WHAT IS BEING ASKED -> Reproduce every line of the listing as written, apart from the pictures.

[Collected data]

— begin —

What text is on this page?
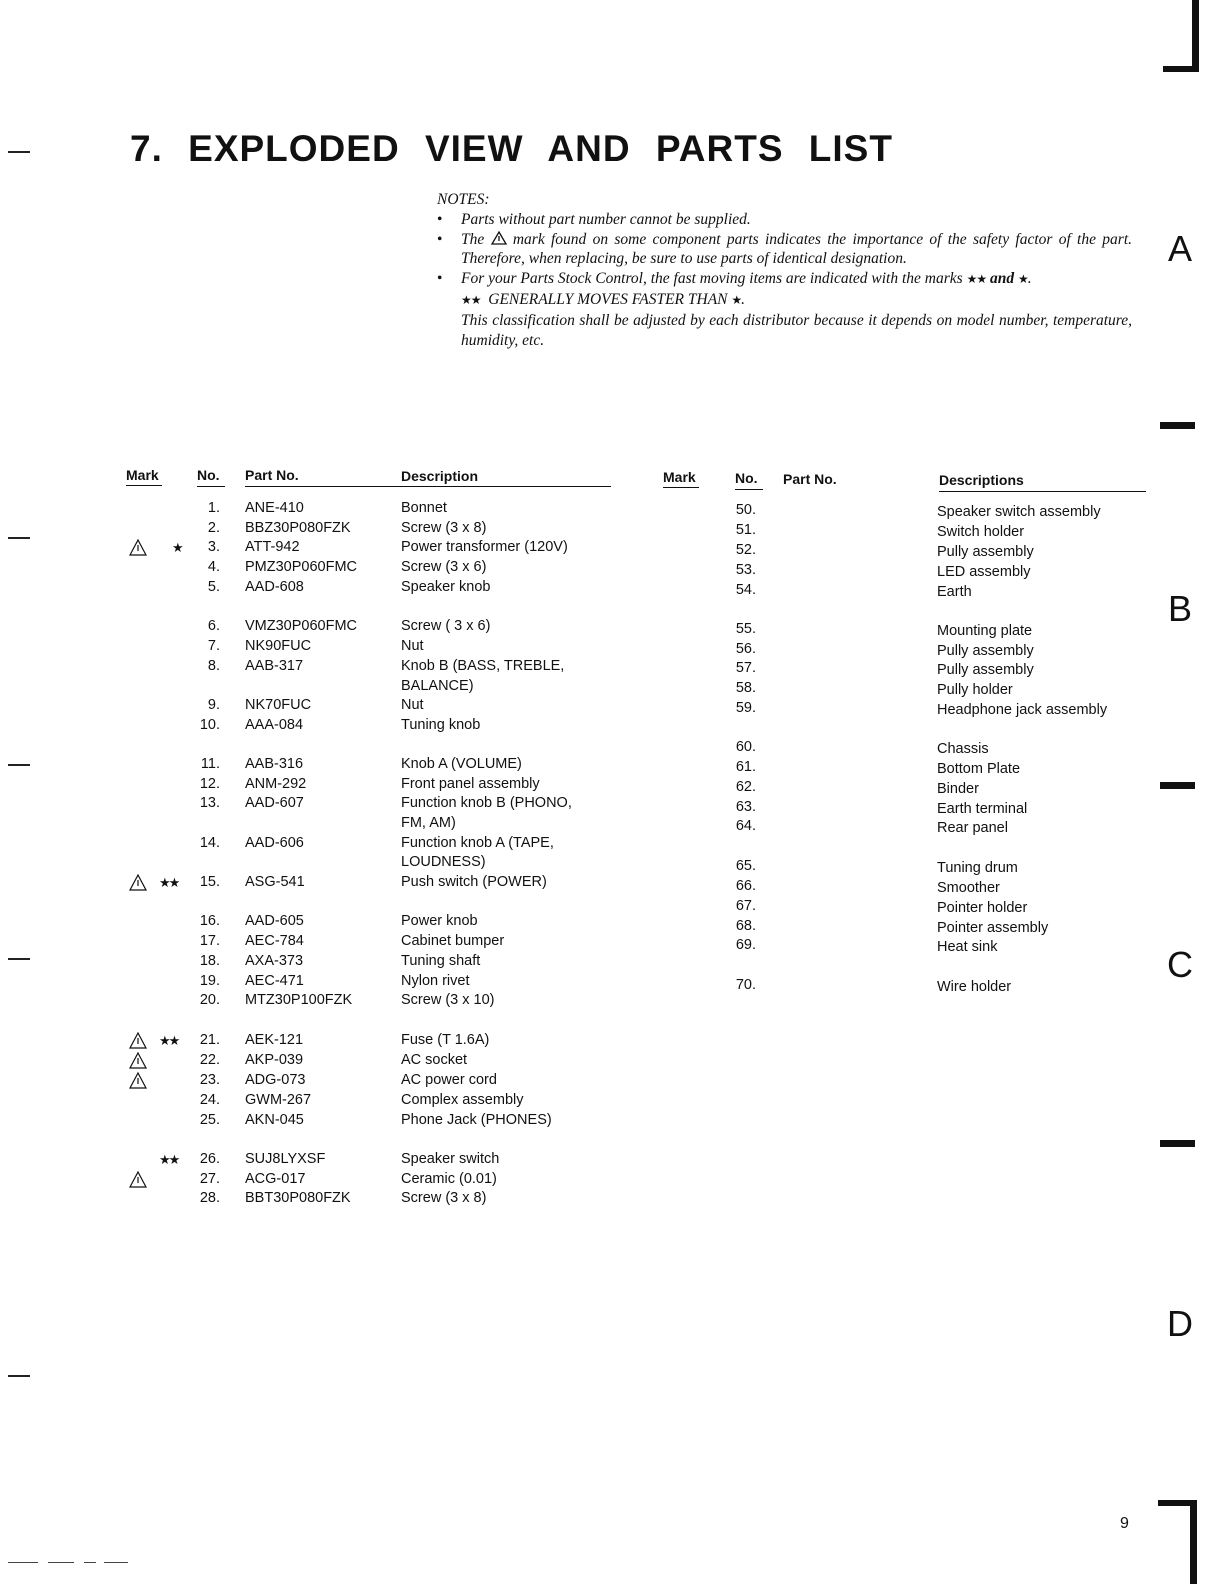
A
B
C
D
7. EXPLODED VIEW AND PARTS LIST
NOTES:
• Parts without part number cannot be supplied.
• The mark found on some component parts indicates the importance of the safety factor of the part. Therefore, when replacing, be sure to use parts of identical designation.
• For your Parts Stock Control, the fast moving items are indicated with the marks ★★ and ★.
★★ GENERALLY MOVES FASTER THAN ★.
This classification shall be adjusted by each distributor because it depends on model number, temperature, humidity, etc.
Mark	No. Part No.	Description	Mark	No. Part No.	Descriptions
1. ANE-410	Bonnet
2. BBZ30P080FZK	Screw (3 x 8)
★	3. ATT-942	Power transformer (120V)
4. PMZ30P060FMC	Screw (3 x 6)
5. AAD-608	Speaker knob
6. VMZ30P060FMC	Screw ( 3 x 6)
7. NK90FUC	Nut
8. AAB-317	Knob B (BASS, TREBLE,
BALANCE)
9. NK70FUC	Nut
10. AAA-084	Tuning knob
11. AAB-316	Knob A (VOLUME)
12. ANM-292	Front panel assembly
13. AAD-607	Function knob B (PHONO,
FM, AM)
14. AAD-606	Function knob A (TAPE,
LOUDNESS)
★★	15. ASG-541	Push switch (POWER)
16. AAD-605	Power knob
17. AEC-784	Cabinet bumper
18. AXA-373	Tuning shaft
19. AEC-471	Nylon rivet
20. MTZ30P100FZK	Screw (3 x 10)
★★	21. AEK-121	Fuse (T 1.6A)
22. AKP-039	AC socket
23. ADG-073	AC power cord
24. GWM-267	Complex assembly
25. AKN-045	Phone Jack (PHONES)
★★	26. SUJ8LYXSF	Speaker switch
27. ACG-017	Ceramic (0.01)
28. BBT30P080FZK	Screw (3 x 8)
50.	Speaker switch assembly
51.	Switch holder
52.	Pully assembly
53.	LED assembly
54.	Earth
55.	Mounting plate
56.	Pully assembly
57.	Pully assembly
58.	Pully holder
59.	Headphone jack assembly
60.	Chassis
61.	Bottom Plate
62.	Binder
63.	Earth terminal
64.	Rear panel
65.	Tuning drum
66.	Smoother
67.	Pointer holder
68.	Pointer assembly
69.	Heat sink
70.	Wire holder
9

— end —

SOLUTION FOR THIS TASK ->
What text is on this page?
A
B
C
D
7. EXPLODED VIEW AND PARTS LIST
NOTES:
• Parts without part number cannot be supplied.
• The mark found on some component parts indicates the importance of the safety factor of the part. Therefore, when replacing, be sure to use parts of identical designation.
• For your Parts Stock Control, the fast moving items are indicated with the marks ★★ and ★.
★★ GENERALLY MOVES FASTER THAN ★.
This classification shall be adjusted by each distributor because it depends on model number, temperature, humidity, etc.
Mark	No. Part No.	Description	Mark	No. Part No.	Descriptions
1. ANE-410	Bonnet
2. BBZ30P080FZK	Screw (3 x 8)
★	3. ATT-942	Power transformer (120V)
4. PMZ30P060FMC	Screw (3 x 6)
5. AAD-608	Speaker knob
6. VMZ30P060FMC	Screw ( 3 x 6)
7. NK90FUC	Nut
8. AAB-317	Knob B (BASS, TREBLE,
BALANCE)
9. NK70FUC	Nut
10. AAA-084	Tuning knob
11. AAB-316	Knob A (VOLUME)
12. ANM-292	Front panel assembly
13. AAD-607	Function knob B (PHONO,
FM, AM)
14. AAD-606	Function knob A (TAPE,
LOUDNESS)
★★	15. ASG-541	Push switch (POWER)
16. AAD-605	Power knob
17. AEC-784	Cabinet bumper
18. AXA-373	Tuning shaft
19. AEC-471	Nylon rivet
20. MTZ30P100FZK	Screw (3 x 10)
★★	21. AEK-121	Fuse (T 1.6A)
22. AKP-039	AC socket
23. ADG-073	AC power cord
24. GWM-267	Complex assembly
25. AKN-045	Phone Jack (PHONES)
★★	26. SUJ8LYXSF	Speaker switch
27. ACG-017	Ceramic (0.01)
28. BBT30P080FZK	Screw (3 x 8)
50.	Speaker switch assembly
51.	Switch holder
52.	Pully assembly
53.	LED assembly
54.	Earth
55.	Mounting plate
56.	Pully assembly
57.	Pully assembly
58.	Pully holder
59.	Headphone jack assembly
60.	Chassis
61.	Bottom Plate
62.	Binder
63.	Earth terminal
64.	Rear panel
65.	Tuning drum
66.	Smoother
67.	Pointer holder
68.	Pointer assembly
69.	Heat sink
70.	Wire holder
9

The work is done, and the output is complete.